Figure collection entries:
_____

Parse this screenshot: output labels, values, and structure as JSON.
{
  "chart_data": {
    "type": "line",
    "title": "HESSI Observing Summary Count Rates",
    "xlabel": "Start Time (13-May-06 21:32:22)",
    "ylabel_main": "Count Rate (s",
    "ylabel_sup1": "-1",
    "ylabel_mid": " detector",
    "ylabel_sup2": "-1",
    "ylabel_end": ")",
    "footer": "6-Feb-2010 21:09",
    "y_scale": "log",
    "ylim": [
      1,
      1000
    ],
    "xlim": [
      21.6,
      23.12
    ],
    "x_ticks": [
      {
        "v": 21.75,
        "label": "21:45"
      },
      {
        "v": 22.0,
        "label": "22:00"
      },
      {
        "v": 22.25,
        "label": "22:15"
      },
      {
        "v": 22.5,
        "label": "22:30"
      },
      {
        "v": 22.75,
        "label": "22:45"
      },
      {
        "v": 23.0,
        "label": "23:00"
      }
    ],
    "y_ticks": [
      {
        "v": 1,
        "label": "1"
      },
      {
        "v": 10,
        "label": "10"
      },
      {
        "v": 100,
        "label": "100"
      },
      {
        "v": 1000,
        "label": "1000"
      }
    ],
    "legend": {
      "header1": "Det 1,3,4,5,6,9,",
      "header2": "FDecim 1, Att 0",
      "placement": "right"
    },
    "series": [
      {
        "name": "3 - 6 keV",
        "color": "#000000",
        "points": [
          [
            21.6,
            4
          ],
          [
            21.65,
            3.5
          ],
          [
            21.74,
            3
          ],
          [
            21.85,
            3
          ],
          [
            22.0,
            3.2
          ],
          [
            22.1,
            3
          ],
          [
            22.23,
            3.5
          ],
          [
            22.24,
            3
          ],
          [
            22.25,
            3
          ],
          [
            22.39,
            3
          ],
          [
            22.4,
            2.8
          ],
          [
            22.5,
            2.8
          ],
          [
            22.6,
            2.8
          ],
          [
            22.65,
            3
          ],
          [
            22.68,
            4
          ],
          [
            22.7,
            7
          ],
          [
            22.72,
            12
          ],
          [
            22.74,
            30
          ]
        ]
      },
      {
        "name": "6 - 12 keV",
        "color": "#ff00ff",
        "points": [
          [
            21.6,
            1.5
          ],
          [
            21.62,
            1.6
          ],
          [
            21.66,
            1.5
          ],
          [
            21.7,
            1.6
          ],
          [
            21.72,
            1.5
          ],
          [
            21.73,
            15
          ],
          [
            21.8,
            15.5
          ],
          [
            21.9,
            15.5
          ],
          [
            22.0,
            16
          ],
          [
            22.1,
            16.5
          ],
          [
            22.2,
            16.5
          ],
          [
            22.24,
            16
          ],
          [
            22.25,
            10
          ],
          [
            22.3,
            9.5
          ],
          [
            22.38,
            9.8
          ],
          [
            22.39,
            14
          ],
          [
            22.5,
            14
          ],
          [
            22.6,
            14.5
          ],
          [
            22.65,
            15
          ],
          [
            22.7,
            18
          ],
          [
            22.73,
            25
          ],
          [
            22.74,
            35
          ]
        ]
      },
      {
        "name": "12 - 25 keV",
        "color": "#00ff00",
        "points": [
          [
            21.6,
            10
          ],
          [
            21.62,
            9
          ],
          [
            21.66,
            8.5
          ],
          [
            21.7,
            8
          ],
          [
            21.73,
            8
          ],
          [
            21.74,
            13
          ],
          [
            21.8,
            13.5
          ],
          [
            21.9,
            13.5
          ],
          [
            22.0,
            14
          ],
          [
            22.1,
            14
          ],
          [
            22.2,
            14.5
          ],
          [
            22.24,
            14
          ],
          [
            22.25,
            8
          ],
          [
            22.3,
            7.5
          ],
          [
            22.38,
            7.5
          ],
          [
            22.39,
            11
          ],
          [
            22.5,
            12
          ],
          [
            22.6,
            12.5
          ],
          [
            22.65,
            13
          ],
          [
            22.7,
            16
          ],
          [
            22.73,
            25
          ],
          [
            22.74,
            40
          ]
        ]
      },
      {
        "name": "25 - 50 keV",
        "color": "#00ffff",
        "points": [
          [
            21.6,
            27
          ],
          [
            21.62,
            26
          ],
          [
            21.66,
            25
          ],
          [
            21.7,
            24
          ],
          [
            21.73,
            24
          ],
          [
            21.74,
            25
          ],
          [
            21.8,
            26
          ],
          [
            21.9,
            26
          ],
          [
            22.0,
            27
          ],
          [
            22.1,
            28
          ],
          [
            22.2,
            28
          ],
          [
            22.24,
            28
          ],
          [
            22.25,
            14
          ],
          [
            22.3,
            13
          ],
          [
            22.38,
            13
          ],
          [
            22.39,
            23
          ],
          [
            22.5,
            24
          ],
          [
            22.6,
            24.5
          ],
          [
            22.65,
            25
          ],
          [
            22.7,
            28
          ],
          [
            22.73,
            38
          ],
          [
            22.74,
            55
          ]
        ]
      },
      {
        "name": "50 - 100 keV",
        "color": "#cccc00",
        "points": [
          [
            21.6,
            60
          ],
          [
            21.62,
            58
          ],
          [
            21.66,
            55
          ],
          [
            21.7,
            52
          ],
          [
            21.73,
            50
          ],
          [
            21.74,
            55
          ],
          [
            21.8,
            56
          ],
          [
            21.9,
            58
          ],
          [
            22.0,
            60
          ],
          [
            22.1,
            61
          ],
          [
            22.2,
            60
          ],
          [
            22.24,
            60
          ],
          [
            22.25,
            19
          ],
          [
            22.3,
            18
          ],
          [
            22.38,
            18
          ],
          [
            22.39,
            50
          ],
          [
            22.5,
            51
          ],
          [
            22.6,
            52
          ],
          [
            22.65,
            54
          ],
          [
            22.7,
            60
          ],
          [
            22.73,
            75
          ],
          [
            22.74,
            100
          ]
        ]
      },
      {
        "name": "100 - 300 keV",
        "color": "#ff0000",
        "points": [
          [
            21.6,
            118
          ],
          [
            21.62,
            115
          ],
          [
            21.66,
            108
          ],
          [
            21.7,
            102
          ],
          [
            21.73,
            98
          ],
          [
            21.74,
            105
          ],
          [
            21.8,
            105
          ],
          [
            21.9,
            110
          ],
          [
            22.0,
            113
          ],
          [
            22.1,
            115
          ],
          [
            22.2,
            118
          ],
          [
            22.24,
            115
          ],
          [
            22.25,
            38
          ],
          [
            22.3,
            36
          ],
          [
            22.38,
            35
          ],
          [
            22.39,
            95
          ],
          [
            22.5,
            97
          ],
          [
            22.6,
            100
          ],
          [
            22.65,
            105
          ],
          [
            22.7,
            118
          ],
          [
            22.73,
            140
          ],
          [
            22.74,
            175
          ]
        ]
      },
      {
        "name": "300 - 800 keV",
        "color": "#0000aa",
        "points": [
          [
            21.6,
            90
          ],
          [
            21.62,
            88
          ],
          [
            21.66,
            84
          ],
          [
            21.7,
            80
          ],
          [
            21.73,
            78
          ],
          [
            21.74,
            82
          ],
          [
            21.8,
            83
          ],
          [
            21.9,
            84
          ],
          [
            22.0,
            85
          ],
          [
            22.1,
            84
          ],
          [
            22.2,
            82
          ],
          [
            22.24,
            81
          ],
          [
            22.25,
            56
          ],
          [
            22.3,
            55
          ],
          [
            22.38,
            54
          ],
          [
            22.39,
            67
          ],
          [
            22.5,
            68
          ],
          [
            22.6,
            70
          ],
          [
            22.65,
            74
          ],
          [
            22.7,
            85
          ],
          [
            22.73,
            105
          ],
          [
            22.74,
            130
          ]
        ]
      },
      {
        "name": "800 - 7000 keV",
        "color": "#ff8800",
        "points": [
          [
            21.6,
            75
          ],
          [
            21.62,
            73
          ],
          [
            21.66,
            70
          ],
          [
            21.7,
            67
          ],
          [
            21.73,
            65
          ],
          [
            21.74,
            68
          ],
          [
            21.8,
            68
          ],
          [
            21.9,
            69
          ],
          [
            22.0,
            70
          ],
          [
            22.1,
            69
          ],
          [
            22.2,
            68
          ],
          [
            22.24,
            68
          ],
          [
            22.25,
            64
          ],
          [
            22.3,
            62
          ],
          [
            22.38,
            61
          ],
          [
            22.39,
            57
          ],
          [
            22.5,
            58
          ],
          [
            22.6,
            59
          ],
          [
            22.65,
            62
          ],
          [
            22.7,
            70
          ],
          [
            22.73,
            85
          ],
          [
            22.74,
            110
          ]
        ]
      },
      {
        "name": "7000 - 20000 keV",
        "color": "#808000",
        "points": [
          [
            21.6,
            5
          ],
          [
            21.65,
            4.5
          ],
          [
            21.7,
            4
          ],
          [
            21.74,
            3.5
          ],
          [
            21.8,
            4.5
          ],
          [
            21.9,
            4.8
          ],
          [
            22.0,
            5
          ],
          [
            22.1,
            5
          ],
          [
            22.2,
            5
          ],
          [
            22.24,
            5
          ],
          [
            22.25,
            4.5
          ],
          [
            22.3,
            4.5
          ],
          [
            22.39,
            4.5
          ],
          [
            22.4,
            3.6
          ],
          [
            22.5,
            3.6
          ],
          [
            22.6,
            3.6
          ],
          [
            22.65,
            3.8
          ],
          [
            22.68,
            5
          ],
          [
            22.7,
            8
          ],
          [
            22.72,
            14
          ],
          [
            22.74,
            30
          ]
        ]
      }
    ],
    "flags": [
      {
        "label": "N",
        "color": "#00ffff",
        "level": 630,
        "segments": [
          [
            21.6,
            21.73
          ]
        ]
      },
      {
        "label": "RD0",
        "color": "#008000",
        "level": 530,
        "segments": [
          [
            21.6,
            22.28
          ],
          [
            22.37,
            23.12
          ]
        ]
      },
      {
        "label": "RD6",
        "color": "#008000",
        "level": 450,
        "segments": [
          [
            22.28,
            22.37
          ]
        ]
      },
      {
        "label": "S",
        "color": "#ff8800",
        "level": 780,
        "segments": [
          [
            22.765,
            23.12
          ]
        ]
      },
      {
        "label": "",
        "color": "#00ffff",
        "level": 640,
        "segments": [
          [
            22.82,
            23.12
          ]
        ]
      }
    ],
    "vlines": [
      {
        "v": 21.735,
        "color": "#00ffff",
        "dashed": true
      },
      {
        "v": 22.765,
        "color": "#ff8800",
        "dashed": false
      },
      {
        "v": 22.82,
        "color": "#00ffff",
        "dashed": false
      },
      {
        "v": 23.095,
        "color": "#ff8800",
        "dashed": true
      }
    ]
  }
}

_____

- DIRECTION
Pick out each line above that includes "Count" and show it.

- RESPONSE BELOW
    "title": "HESSI Observing Summary Count Rates",
    "ylabel_main": "Count Rate (s",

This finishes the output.